* RECORDS:
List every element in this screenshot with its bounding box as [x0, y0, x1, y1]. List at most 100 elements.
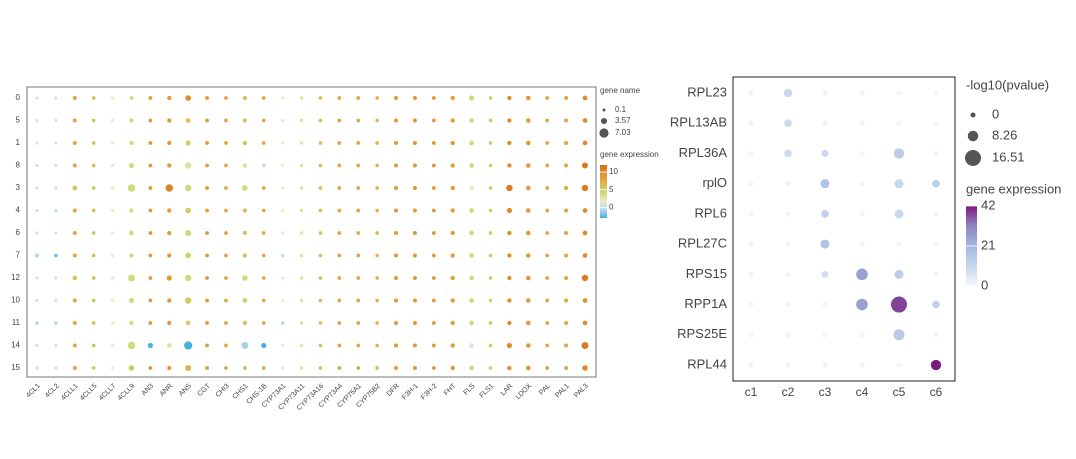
dot — [281, 321, 285, 325]
dot — [488, 253, 493, 258]
dot — [545, 321, 550, 325]
dot — [224, 321, 228, 325]
dot — [224, 186, 228, 190]
size-legend-dot — [599, 128, 609, 138]
size-legend-label: 0 — [992, 106, 999, 121]
dot — [375, 186, 379, 190]
dot — [54, 321, 58, 325]
dot — [394, 253, 399, 258]
dot — [412, 276, 417, 280]
dot — [526, 118, 531, 123]
dot — [129, 253, 134, 258]
column-label: ANR — [159, 383, 174, 398]
dot — [859, 181, 865, 187]
dot — [394, 343, 399, 348]
dot — [545, 298, 550, 303]
dot — [581, 342, 589, 349]
dot — [35, 343, 39, 348]
colorbar-label: 42 — [981, 197, 995, 212]
dot — [91, 298, 96, 303]
dot — [91, 163, 96, 168]
row-label: 10 — [11, 296, 20, 305]
dot — [184, 274, 192, 282]
dot — [224, 208, 228, 213]
row-label: RPS25E — [677, 326, 727, 341]
dot — [91, 118, 96, 123]
dot — [785, 271, 791, 277]
dot — [261, 298, 266, 303]
dot — [469, 298, 474, 303]
dot — [545, 163, 550, 168]
dot — [564, 321, 569, 325]
dot — [72, 185, 78, 191]
dot — [54, 118, 58, 123]
dot — [148, 163, 153, 168]
dot — [469, 163, 474, 168]
dot — [184, 184, 192, 192]
column-label: F3H-2 — [420, 383, 439, 402]
dot — [893, 329, 905, 341]
dot — [128, 297, 135, 304]
colorbar-label: 21 — [981, 237, 995, 252]
column-label: CGT — [197, 382, 213, 398]
dot — [526, 185, 531, 191]
row-label: 5 — [16, 116, 21, 125]
dot — [564, 231, 569, 235]
dot — [35, 141, 39, 145]
dot — [394, 231, 399, 235]
dot — [748, 271, 754, 277]
dot — [488, 96, 493, 100]
dot — [506, 342, 512, 349]
color-legend-title: gene expression — [600, 150, 659, 159]
dot — [72, 343, 77, 348]
dot — [894, 209, 904, 219]
dot — [54, 186, 58, 190]
dot — [337, 343, 342, 348]
dot — [820, 239, 830, 249]
dot — [564, 366, 569, 370]
dot — [241, 342, 249, 349]
dot — [932, 300, 940, 309]
dot — [72, 231, 77, 235]
dot — [72, 366, 77, 370]
dot — [35, 118, 39, 123]
dot — [167, 140, 172, 146]
dot — [859, 90, 865, 96]
dot — [128, 162, 135, 169]
dot — [356, 298, 361, 303]
column-label: 4CLL9 — [117, 383, 137, 403]
dot — [488, 118, 493, 123]
dot — [507, 163, 512, 168]
dot — [261, 276, 266, 280]
dot — [431, 298, 436, 303]
dot — [242, 163, 248, 168]
dot — [488, 343, 493, 348]
row-label: 0 — [16, 93, 21, 102]
dot — [356, 96, 361, 100]
size-legend-label: 0.1 — [615, 105, 627, 114]
dot — [224, 96, 228, 100]
dot — [35, 298, 39, 303]
dot — [318, 276, 323, 280]
dot — [129, 230, 134, 236]
dot — [318, 321, 323, 325]
dot — [148, 253, 153, 258]
dot — [431, 208, 436, 213]
dot — [526, 253, 531, 258]
dot — [261, 366, 266, 370]
dot — [167, 95, 172, 101]
dot — [784, 119, 792, 128]
dot — [337, 366, 342, 370]
dot — [242, 140, 247, 146]
dot — [185, 229, 192, 237]
colorbar — [600, 165, 607, 218]
dot — [896, 241, 902, 247]
dot — [35, 186, 39, 190]
dot — [933, 271, 939, 277]
dot — [91, 276, 96, 280]
dot — [205, 253, 209, 258]
dot — [299, 276, 304, 280]
dot — [91, 231, 96, 235]
dot — [185, 320, 191, 326]
dot — [281, 186, 285, 190]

* HOW TO COMPLETE THIS TASK:
Your answer should be one number: the count of lines in the records above that contain "size".

* REPLY:
3